- **THE PROBLEM**
Search the data below for the word "Westbury" and copy each line that holds it.

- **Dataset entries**
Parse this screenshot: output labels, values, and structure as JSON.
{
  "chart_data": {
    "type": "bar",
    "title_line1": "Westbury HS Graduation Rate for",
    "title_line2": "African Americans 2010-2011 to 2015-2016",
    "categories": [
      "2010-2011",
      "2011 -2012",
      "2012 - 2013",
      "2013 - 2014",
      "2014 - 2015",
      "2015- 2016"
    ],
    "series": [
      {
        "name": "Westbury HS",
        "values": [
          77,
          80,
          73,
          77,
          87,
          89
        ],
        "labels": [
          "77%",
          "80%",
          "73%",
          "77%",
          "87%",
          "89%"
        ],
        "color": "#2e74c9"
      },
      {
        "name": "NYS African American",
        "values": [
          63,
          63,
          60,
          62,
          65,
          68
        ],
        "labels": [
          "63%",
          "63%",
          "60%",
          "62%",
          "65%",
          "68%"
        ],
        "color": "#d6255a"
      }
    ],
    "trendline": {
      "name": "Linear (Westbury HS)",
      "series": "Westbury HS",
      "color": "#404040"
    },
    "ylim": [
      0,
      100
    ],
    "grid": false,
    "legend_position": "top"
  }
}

- **PROBLEM SOLUTION**
    "title_line1": "Westbury HS Graduation Rate for",
        "name": "Westbury HS",
      "name": "Linear (Westbury HS)",
      "series": "Westbury HS",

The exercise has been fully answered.